DATA FOR THIS TASK:
◆ ◆ ◆

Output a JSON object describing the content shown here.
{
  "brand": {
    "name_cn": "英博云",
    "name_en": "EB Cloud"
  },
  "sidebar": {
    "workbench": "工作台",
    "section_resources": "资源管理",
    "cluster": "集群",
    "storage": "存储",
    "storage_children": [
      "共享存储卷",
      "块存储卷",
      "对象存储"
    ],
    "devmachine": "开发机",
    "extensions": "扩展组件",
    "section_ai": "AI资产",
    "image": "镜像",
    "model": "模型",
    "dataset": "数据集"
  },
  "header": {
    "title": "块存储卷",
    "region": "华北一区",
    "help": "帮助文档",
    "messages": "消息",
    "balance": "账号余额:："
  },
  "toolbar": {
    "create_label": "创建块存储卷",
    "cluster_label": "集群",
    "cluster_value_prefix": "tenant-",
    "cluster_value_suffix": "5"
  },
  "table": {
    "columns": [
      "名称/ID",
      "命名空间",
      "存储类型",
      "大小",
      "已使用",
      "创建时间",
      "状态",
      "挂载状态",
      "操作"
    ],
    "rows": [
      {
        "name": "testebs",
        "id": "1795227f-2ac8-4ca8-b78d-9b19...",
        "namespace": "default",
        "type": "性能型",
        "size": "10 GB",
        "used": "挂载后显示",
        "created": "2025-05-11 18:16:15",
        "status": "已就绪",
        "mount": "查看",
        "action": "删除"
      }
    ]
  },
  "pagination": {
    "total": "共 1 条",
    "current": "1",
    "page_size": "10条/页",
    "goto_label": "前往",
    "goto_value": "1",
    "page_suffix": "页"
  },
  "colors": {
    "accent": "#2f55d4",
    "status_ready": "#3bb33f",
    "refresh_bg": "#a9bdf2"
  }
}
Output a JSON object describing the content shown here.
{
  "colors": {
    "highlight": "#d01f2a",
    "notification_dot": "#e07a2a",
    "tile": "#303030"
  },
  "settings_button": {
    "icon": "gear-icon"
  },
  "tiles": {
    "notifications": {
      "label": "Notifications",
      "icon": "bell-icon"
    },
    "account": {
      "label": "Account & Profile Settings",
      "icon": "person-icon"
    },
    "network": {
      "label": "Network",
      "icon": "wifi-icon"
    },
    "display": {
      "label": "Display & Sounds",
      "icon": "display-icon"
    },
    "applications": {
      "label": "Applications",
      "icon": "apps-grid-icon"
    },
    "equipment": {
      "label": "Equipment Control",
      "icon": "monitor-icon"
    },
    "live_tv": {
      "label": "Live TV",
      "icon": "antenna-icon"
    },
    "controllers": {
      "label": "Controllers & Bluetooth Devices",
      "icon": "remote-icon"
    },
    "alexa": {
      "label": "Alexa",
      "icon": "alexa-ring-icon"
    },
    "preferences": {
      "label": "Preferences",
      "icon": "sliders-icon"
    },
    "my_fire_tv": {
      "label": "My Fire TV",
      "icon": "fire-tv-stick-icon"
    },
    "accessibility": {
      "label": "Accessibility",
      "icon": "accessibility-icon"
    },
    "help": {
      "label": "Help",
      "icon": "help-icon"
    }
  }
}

◆ ◆ ◆

SHORT TASK: Reproduce all of the data exactly as given.

RESULT OF THE EXERCISE:
Output a JSON object describing the content shown here.
{
  "brand": {
    "name_cn": "英博云",
    "name_en": "EB Cloud"
  },
  "sidebar": {
    "workbench": "工作台",
    "section_resources": "资源管理",
    "cluster": "集群",
    "storage": "存储",
    "storage_children": [
      "共享存储卷",
      "块存储卷",
      "对象存储"
    ],
    "devmachine": "开发机",
    "extensions": "扩展组件",
    "section_ai": "AI资产",
    "image": "镜像",
    "model": "模型",
    "dataset": "数据集"
  },
  "header": {
    "title": "块存储卷",
    "region": "华北一区",
    "help": "帮助文档",
    "messages": "消息",
    "balance": "账号余额:："
  },
  "toolbar": {
    "create_label": "创建块存储卷",
    "cluster_label": "集群",
    "cluster_value_prefix": "tenant-",
    "cluster_value_suffix": "5"
  },
  "table": {
    "columns": [
      "名称/ID",
      "命名空间",
      "存储类型",
      "大小",
      "已使用",
      "创建时间",
      "状态",
      "挂载状态",
      "操作"
    ],
    "rows": [
      {
        "name": "testebs",
        "id": "1795227f-2ac8-4ca8-b78d-9b19...",
        "namespace": "default",
        "type": "性能型",
        "size": "10 GB",
        "used": "挂载后显示",
        "created": "2025-05-11 18:16:15",
        "status": "已就绪",
        "mount": "查看",
        "action": "删除"
      }
    ]
  },
  "pagination": {
    "total": "共 1 条",
    "current": "1",
    "page_size": "10条/页",
    "goto_label": "前往",
    "goto_value": "1",
    "page_suffix": "页"
  },
  "colors": {
    "accent": "#2f55d4",
    "status_ready": "#3bb33f",
    "refresh_bg": "#a9bdf2"
  }
}
Output a JSON object describing the content shown here.
{
  "colors": {
    "highlight": "#d01f2a",
    "notification_dot": "#e07a2a",
    "tile": "#303030"
  },
  "settings_button": {
    "icon": "gear-icon"
  },
  "tiles": {
    "notifications": {
      "label": "Notifications",
      "icon": "bell-icon"
    },
    "account": {
      "label": "Account & Profile Settings",
      "icon": "person-icon"
    },
    "network": {
      "label": "Network",
      "icon": "wifi-icon"
    },
    "display": {
      "label": "Display & Sounds",
      "icon": "display-icon"
    },
    "applications": {
      "label": "Applications",
      "icon": "apps-grid-icon"
    },
    "equipment": {
      "label": "Equipment Control",
      "icon": "monitor-icon"
    },
    "live_tv": {
      "label": "Live TV",
      "icon": "antenna-icon"
    },
    "controllers": {
      "label": "Controllers & Bluetooth Devices",
      "icon": "remote-icon"
    },
    "alexa": {
      "label": "Alexa",
      "icon": "alexa-ring-icon"
    },
    "preferences": {
      "label": "Preferences",
      "icon": "sliders-icon"
    },
    "my_fire_tv": {
      "label": "My Fire TV",
      "icon": "fire-tv-stick-icon"
    },
    "accessibility": {
      "label": "Accessibility",
      "icon": "accessibility-icon"
    },
    "help": {
      "label": "Help",
      "icon": "help-icon"
    }
  }
}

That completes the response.